Exercise aim:
Determine how many lines in the data below contain "Native" and write only that number.
— begin Supplied material —
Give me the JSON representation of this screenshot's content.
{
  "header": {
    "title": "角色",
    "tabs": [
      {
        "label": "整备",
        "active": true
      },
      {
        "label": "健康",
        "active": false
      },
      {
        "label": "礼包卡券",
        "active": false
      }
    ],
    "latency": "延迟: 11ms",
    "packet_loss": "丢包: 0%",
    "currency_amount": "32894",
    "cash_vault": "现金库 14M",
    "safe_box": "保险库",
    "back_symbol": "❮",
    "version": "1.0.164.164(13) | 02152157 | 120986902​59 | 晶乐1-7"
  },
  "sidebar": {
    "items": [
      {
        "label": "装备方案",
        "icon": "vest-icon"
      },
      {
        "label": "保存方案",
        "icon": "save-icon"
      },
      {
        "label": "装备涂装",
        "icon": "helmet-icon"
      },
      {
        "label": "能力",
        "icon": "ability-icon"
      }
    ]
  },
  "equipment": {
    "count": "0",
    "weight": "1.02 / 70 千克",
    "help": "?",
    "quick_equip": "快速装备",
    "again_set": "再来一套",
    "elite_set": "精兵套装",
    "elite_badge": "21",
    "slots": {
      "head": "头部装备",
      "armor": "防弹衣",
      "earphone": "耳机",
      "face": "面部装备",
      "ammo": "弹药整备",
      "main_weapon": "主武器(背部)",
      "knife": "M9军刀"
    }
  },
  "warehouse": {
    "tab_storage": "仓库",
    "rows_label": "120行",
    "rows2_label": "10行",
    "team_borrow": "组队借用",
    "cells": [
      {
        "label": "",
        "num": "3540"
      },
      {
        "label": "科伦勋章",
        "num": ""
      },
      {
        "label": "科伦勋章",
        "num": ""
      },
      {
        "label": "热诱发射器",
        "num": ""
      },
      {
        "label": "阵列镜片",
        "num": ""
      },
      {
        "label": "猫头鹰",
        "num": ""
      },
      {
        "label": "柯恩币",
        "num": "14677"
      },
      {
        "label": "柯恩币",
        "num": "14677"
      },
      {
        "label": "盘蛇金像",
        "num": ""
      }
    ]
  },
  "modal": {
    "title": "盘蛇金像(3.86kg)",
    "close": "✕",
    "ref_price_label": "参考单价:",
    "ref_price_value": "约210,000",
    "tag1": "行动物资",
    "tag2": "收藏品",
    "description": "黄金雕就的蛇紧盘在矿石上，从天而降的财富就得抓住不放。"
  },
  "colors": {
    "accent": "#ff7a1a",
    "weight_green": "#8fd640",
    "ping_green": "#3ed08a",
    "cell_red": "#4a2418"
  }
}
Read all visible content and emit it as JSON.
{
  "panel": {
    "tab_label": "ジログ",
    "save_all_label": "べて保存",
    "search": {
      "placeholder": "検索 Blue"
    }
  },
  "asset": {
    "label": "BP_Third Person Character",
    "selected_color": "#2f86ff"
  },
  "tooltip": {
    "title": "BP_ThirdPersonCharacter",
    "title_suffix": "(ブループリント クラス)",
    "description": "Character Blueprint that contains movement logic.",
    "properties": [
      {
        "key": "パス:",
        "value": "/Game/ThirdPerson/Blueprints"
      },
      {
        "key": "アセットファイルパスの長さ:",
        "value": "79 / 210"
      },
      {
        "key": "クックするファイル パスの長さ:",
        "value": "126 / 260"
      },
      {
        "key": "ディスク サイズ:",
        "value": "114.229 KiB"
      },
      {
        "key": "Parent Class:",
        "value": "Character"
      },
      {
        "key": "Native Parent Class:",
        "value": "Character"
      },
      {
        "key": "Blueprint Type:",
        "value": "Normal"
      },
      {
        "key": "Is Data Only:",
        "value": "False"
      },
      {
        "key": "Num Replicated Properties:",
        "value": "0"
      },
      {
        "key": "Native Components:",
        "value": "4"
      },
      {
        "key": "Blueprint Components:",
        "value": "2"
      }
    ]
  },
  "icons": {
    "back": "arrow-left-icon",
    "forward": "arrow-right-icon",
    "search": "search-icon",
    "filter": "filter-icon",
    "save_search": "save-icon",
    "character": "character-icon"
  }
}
— end Supplied material —
Correct output:
2